*** TEXT FOR ANALYSIS

So my consumer hat is on for a minute. I like to wear it but can't often. I never really get to watch television programming; just tend to hear sound bytes. I'm also the type that can watch a show's repeat without having seen the first airing. But I have to say I'm now looking at my local cable provider's guide and see repeat after repeat that by now I've most likely already watched
Thank goodness my child is two and not 10. Let's face it, he can watch the same episodes of "Handy Manny," Diego, "Dora the Explorer," "Thomas and Friends" and "Sesame Street" over and over again. We can pretty much keep the channel on Noggin or Nick Jr. almost always, as he will still laugh and dance.
The on-demand movies haven't seemed to change (at least those for free) much. My online movie account is a joke. I'm the dream-time-starved person that has had the account forever, paying my monthly fee automatically, and never really requesting movies. My students all see movies online. I'm too old and can't see 'em well in that format.
Then we had football leaving us, with a week of preparation for the Super Bowl next weekend. Finally new TV, ads we've al been waiting for, passionate fans (especially us folks in Boston) coupled with sheer entertainment. But what about the following week, and the week after?
Putting my consumer hat on the shelf for a bit brings me to a confession. As a person whose livelihood depends on the digital space, my eyebrow was raised. Could we as an industry capitalize on this? Sure it may be short term, but we are not in conflict.
I diligently watched my inbox and feeds for stats showing an overall boost in Web traffic and time spent online. There was speculation among bloggers and a few pundits, but other than that, a whole lot of nothin'.

******
*** DATASET EXCERPTS

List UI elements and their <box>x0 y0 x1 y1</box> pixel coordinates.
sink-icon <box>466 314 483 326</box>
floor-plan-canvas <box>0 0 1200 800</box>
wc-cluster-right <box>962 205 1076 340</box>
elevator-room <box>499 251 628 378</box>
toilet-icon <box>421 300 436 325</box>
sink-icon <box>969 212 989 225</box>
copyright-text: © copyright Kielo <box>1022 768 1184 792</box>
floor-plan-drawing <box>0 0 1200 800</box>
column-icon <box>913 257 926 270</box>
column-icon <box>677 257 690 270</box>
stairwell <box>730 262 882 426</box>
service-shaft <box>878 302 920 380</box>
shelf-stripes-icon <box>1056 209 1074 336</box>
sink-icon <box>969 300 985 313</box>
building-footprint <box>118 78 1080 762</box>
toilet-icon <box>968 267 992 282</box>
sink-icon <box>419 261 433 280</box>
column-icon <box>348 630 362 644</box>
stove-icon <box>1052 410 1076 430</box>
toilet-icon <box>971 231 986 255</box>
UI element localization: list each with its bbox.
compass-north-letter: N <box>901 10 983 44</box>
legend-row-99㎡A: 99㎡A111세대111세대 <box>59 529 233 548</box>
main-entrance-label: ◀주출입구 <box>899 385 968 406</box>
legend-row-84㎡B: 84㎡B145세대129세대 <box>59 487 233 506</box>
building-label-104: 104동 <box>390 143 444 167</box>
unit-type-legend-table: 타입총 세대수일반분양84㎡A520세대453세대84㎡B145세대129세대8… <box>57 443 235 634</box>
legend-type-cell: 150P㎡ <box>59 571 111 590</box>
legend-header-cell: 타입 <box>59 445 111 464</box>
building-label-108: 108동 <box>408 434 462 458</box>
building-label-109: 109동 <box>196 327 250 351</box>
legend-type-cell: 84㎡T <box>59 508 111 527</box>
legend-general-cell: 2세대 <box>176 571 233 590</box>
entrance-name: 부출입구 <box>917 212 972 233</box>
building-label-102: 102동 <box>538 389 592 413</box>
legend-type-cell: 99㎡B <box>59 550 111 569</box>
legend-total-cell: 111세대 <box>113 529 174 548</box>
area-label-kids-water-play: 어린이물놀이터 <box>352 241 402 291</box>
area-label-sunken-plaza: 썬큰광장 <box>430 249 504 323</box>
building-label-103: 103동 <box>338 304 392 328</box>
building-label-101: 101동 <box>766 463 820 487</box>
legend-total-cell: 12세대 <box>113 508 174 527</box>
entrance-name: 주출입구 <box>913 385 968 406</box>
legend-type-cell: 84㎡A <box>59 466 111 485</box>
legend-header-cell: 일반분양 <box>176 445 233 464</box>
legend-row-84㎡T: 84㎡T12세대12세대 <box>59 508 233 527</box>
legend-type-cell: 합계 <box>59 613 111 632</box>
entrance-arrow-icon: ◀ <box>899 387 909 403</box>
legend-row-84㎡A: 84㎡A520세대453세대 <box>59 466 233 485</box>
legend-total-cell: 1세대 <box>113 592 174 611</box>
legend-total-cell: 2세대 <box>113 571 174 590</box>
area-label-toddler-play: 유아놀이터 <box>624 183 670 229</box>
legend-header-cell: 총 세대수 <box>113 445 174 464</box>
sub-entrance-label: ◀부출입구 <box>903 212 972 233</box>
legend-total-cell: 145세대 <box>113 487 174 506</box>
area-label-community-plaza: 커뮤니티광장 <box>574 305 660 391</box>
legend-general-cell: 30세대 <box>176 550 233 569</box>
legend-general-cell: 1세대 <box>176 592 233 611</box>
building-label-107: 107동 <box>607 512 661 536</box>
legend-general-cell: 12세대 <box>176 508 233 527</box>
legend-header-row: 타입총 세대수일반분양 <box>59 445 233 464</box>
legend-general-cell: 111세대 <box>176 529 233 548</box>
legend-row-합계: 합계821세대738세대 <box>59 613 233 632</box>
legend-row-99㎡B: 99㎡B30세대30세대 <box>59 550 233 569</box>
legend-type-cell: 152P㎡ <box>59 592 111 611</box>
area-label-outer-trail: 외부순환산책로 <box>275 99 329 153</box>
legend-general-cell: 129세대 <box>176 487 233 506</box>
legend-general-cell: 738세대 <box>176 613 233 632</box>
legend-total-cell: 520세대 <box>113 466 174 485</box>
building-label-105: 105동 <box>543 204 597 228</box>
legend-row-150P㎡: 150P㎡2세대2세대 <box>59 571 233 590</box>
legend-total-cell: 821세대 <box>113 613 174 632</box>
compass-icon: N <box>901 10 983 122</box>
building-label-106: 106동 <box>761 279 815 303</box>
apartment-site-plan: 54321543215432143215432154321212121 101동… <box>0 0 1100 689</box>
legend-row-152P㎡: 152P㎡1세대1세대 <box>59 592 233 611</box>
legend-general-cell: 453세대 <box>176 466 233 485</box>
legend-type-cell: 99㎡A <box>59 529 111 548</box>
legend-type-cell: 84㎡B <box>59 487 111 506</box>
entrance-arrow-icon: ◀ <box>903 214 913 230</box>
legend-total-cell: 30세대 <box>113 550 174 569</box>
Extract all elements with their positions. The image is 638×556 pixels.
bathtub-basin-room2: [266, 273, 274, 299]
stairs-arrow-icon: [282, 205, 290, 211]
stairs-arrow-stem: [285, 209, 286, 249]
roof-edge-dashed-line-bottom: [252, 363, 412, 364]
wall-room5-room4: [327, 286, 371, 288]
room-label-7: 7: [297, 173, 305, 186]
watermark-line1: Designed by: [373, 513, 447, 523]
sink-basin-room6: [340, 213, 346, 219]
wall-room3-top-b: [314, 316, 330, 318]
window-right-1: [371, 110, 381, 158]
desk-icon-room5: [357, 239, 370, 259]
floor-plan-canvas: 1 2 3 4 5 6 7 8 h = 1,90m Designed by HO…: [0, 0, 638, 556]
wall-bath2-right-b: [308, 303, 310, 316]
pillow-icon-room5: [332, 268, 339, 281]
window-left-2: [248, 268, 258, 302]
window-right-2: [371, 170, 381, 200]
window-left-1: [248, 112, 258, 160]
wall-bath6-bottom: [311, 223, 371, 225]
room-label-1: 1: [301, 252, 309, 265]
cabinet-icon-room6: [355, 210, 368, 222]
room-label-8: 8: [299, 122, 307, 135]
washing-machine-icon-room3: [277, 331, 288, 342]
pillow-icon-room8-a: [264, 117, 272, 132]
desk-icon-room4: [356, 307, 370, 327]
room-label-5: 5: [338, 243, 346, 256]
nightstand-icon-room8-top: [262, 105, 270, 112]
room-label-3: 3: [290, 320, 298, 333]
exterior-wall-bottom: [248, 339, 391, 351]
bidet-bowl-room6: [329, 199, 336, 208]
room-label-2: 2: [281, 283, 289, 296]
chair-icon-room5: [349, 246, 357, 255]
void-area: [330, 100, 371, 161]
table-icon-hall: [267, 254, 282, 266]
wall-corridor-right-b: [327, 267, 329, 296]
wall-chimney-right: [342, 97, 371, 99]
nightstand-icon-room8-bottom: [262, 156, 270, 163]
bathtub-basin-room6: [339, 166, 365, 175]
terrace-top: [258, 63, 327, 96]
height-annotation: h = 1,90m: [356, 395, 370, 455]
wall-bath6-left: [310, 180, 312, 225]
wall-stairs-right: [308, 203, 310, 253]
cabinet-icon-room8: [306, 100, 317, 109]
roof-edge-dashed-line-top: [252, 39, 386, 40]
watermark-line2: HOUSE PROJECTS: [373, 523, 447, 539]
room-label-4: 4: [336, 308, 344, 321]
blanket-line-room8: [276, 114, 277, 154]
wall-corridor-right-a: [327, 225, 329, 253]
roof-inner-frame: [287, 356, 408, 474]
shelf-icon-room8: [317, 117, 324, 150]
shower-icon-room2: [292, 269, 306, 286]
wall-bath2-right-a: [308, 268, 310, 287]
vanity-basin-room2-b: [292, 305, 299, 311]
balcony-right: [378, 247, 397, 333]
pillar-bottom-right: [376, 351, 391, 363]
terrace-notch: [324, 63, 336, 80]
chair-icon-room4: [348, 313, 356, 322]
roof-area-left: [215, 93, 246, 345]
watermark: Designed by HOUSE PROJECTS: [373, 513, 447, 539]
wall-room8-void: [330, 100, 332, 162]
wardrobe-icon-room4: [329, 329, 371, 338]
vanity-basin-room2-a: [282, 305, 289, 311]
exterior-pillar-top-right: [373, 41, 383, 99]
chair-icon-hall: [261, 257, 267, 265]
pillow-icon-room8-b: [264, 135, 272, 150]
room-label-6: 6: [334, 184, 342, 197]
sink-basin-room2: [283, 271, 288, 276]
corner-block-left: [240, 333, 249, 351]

******

WORK REQUEST 1
Name every children's show that the text about television repeats says the author's two-year-old can watch over and over.
WORK REQUEST 2
Carry on the text about television repeats, beginning after its final sentence.

RESPONSE AREA 1
"Handy Manny," Diego, "Dora the Explorer," "Thomas and Friends," "Sesame Street"

RESPONSE AREA 2
Then, voila, I stumbled across the inevitable news in an Adweek article, "Study: Strike Drives Viewers Online."
MindShare released findings of a study it conducted relative to the Hollywood writer's strike that began last November. Thank you, MindShare. In a nutshell, it's taken about three months but we are now seeing that the strike is taking a serious toll on TV viewing. Other findings include:
--"Almost half of those surveyed in the poll said they were spending more time online as a result of the repeat programming they have encountered due to the strike."
.-- "About half of those surveyed in January said the strike would 'really impact/change their TV viewing habits.'"
-- "While going online topped the list of alternative activities to watching their favorite TV shows, reading and watching pre-recorded DVDs tied as the second most-cited alternative to watching strike-affected programming."
--"Most viewers said they aren't prepared to abandon the medium over the strike. About 70 percent said they would return to watching their favorite show after the strike ends, while 28 percent said they might not or definitely would not return."